Work instructions: Retype everything in the listing, leaving each line exactly as it is.

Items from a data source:
-- begin --

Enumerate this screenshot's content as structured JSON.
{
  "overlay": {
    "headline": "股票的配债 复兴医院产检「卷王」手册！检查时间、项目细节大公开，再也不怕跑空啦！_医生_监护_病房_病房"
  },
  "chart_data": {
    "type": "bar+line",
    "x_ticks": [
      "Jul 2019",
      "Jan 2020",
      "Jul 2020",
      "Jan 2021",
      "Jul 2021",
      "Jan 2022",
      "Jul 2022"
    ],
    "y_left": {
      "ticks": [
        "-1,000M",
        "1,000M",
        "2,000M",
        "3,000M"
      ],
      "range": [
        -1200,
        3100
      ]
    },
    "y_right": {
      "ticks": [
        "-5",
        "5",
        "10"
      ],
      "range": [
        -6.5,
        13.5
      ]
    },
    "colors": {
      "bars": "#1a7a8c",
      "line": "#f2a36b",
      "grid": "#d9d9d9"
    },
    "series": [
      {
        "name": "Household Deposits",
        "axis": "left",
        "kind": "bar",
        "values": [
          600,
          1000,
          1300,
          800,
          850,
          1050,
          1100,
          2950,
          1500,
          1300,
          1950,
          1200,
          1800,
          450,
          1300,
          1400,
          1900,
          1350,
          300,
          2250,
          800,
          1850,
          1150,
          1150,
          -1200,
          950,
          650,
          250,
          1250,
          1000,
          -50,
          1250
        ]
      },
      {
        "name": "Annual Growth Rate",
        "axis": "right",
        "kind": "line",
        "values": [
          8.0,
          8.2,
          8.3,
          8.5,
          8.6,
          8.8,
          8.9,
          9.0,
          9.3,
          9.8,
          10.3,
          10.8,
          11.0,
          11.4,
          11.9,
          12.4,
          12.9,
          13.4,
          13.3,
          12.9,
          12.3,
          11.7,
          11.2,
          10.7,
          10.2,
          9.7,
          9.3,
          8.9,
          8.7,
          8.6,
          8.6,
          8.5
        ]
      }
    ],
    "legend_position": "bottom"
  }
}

-- end --

Full response:
Enumerate this screenshot's content as structured JSON.
{
  "overlay": {
    "headline": "股票的配债 复兴医院产检「卷王」手册！检查时间、项目细节大公开，再也不怕跑空啦！_医生_监护_病房_病房"
  },
  "chart_data": {
    "type": "bar+line",
    "x_ticks": [
      "Jul 2019",
      "Jan 2020",
      "Jul 2020",
      "Jan 2021",
      "Jul 2021",
      "Jan 2022",
      "Jul 2022"
    ],
    "y_left": {
      "ticks": [
        "-1,000M",
        "1,000M",
        "2,000M",
        "3,000M"
      ],
      "range": [
        -1200,
        3100
      ]
    },
    "y_right": {
      "ticks": [
        "-5",
        "5",
        "10"
      ],
      "range": [
        -6.5,
        13.5
      ]
    },
    "colors": {
      "bars": "#1a7a8c",
      "line": "#f2a36b",
      "grid": "#d9d9d9"
    },
    "series": [
      {
        "name": "Household Deposits",
        "axis": "left",
        "kind": "bar",
        "values": [
          600,
          1000,
          1300,
          800,
          850,
          1050,
          1100,
          2950,
          1500,
          1300,
          1950,
          1200,
          1800,
          450,
          1300,
          1400,
          1900,
          1350,
          300,
          2250,
          800,
          1850,
          1150,
          1150,
          -1200,
          950,
          650,
          250,
          1250,
          1000,
          -50,
          1250
        ]
      },
      {
        "name": "Annual Growth Rate",
        "axis": "right",
        "kind": "line",
        "values": [
          8.0,
          8.2,
          8.3,
          8.5,
          8.6,
          8.8,
          8.9,
          9.0,
          9.3,
          9.8,
          10.3,
          10.8,
          11.0,
          11.4,
          11.9,
          12.4,
          12.9,
          13.4,
          13.3,
          12.9,
          12.3,
          11.7,
          11.2,
          10.7,
          10.2,
          9.7,
          9.3,
          8.9,
          8.7,
          8.6,
          8.6,
          8.5
        ]
      }
    ],
    "legend_position": "bottom"
  }
}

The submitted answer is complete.